═══ Materials provided

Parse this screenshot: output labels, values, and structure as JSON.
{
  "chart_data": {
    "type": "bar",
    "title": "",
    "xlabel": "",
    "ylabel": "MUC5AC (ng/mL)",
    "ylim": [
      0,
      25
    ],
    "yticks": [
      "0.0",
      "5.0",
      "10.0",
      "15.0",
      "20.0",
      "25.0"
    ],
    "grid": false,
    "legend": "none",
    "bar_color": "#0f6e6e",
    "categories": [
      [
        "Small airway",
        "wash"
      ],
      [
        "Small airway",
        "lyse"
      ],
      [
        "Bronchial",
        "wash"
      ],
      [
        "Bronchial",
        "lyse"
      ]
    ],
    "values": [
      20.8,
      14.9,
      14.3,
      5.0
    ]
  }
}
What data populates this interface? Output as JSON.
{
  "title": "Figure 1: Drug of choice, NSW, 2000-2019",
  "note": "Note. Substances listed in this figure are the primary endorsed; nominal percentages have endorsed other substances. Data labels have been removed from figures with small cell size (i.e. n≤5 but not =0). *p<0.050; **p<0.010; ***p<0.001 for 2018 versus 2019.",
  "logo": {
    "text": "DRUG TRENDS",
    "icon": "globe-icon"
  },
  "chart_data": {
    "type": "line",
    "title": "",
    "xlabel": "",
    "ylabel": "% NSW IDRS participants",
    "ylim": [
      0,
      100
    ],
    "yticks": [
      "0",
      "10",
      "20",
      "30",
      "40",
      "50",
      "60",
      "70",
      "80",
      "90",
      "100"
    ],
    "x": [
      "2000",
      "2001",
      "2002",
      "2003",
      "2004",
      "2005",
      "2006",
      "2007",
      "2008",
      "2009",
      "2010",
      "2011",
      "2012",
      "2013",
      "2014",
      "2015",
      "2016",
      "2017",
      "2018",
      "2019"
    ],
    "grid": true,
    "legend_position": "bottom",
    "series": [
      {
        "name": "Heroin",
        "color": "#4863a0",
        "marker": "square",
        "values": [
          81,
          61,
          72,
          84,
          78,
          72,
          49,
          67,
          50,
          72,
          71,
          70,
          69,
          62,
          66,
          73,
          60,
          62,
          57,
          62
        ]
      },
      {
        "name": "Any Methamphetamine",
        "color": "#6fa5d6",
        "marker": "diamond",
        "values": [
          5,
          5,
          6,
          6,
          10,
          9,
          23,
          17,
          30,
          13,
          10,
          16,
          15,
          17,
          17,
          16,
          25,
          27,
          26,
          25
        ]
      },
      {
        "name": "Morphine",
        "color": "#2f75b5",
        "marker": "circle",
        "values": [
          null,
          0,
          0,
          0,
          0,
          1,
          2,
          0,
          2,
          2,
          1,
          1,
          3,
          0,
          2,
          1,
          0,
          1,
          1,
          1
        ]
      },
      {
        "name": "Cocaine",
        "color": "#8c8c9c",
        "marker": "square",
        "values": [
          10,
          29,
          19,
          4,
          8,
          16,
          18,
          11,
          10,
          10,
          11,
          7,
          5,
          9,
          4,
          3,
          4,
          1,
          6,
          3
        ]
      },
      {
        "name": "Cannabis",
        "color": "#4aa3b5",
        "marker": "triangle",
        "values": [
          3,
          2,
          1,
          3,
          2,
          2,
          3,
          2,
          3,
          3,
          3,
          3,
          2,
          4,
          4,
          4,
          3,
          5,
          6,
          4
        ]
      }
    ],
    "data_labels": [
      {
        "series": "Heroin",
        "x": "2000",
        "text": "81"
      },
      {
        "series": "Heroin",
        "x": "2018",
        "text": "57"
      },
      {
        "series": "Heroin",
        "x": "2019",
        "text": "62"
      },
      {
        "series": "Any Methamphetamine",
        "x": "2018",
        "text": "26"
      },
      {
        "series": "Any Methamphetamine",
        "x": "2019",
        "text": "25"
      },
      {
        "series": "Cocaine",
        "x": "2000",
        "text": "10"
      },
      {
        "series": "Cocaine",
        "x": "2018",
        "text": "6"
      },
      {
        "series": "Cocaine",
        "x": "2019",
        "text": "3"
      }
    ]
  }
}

══════

* Objective
Each entry above is to be printed again exactly.

* Result below
Parse this screenshot: output labels, values, and structure as JSON.
{
  "chart_data": {
    "type": "bar",
    "title": "",
    "xlabel": "",
    "ylabel": "MUC5AC (ng/mL)",
    "ylim": [
      0,
      25
    ],
    "yticks": [
      "0.0",
      "5.0",
      "10.0",
      "15.0",
      "20.0",
      "25.0"
    ],
    "grid": false,
    "legend": "none",
    "bar_color": "#0f6e6e",
    "categories": [
      [
        "Small airway",
        "wash"
      ],
      [
        "Small airway",
        "lyse"
      ],
      [
        "Bronchial",
        "wash"
      ],
      [
        "Bronchial",
        "lyse"
      ]
    ],
    "values": [
      20.8,
      14.9,
      14.3,
      5.0
    ]
  }
}
What data populates this interface? Output as JSON.
{
  "title": "Figure 1: Drug of choice, NSW, 2000-2019",
  "note": "Note. Substances listed in this figure are the primary endorsed; nominal percentages have endorsed other substances. Data labels have been removed from figures with small cell size (i.e. n≤5 but not =0). *p<0.050; **p<0.010; ***p<0.001 for 2018 versus 2019.",
  "logo": {
    "text": "DRUG TRENDS",
    "icon": "globe-icon"
  },
  "chart_data": {
    "type": "line",
    "title": "",
    "xlabel": "",
    "ylabel": "% NSW IDRS participants",
    "ylim": [
      0,
      100
    ],
    "yticks": [
      "0",
      "10",
      "20",
      "30",
      "40",
      "50",
      "60",
      "70",
      "80",
      "90",
      "100"
    ],
    "x": [
      "2000",
      "2001",
      "2002",
      "2003",
      "2004",
      "2005",
      "2006",
      "2007",
      "2008",
      "2009",
      "2010",
      "2011",
      "2012",
      "2013",
      "2014",
      "2015",
      "2016",
      "2017",
      "2018",
      "2019"
    ],
    "grid": true,
    "legend_position": "bottom",
    "series": [
      {
        "name": "Heroin",
        "color": "#4863a0",
        "marker": "square",
        "values": [
          81,
          61,
          72,
          84,
          78,
          72,
          49,
          67,
          50,
          72,
          71,
          70,
          69,
          62,
          66,
          73,
          60,
          62,
          57,
          62
        ]
      },
      {
        "name": "Any Methamphetamine",
        "color": "#6fa5d6",
        "marker": "diamond",
        "values": [
          5,
          5,
          6,
          6,
          10,
          9,
          23,
          17,
          30,
          13,
          10,
          16,
          15,
          17,
          17,
          16,
          25,
          27,
          26,
          25
        ]
      },
      {
        "name": "Morphine",
        "color": "#2f75b5",
        "marker": "circle",
        "values": [
          null,
          0,
          0,
          0,
          0,
          1,
          2,
          0,
          2,
          2,
          1,
          1,
          3,
          0,
          2,
          1,
          0,
          1,
          1,
          1
        ]
      },
      {
        "name": "Cocaine",
        "color": "#8c8c9c",
        "marker": "square",
        "values": [
          10,
          29,
          19,
          4,
          8,
          16,
          18,
          11,
          10,
          10,
          11,
          7,
          5,
          9,
          4,
          3,
          4,
          1,
          6,
          3
        ]
      },
      {
        "name": "Cannabis",
        "color": "#4aa3b5",
        "marker": "triangle",
        "values": [
          3,
          2,
          1,
          3,
          2,
          2,
          3,
          2,
          3,
          3,
          3,
          3,
          2,
          4,
          4,
          4,
          3,
          5,
          6,
          4
        ]
      }
    ],
    "data_labels": [
      {
        "series": "Heroin",
        "x": "2000",
        "text": "81"
      },
      {
        "series": "Heroin",
        "x": "2018",
        "text": "57"
      },
      {
        "series": "Heroin",
        "x": "2019",
        "text": "62"
      },
      {
        "series": "Any Methamphetamine",
        "x": "2018",
        "text": "26"
      },
      {
        "series": "Any Methamphetamine",
        "x": "2019",
        "text": "25"
      },
      {
        "series": "Cocaine",
        "x": "2000",
        "text": "10"
      },
      {
        "series": "Cocaine",
        "x": "2018",
        "text": "6"
      },
      {
        "series": "Cocaine",
        "x": "2019",
        "text": "3"
      }
    ]
  }
}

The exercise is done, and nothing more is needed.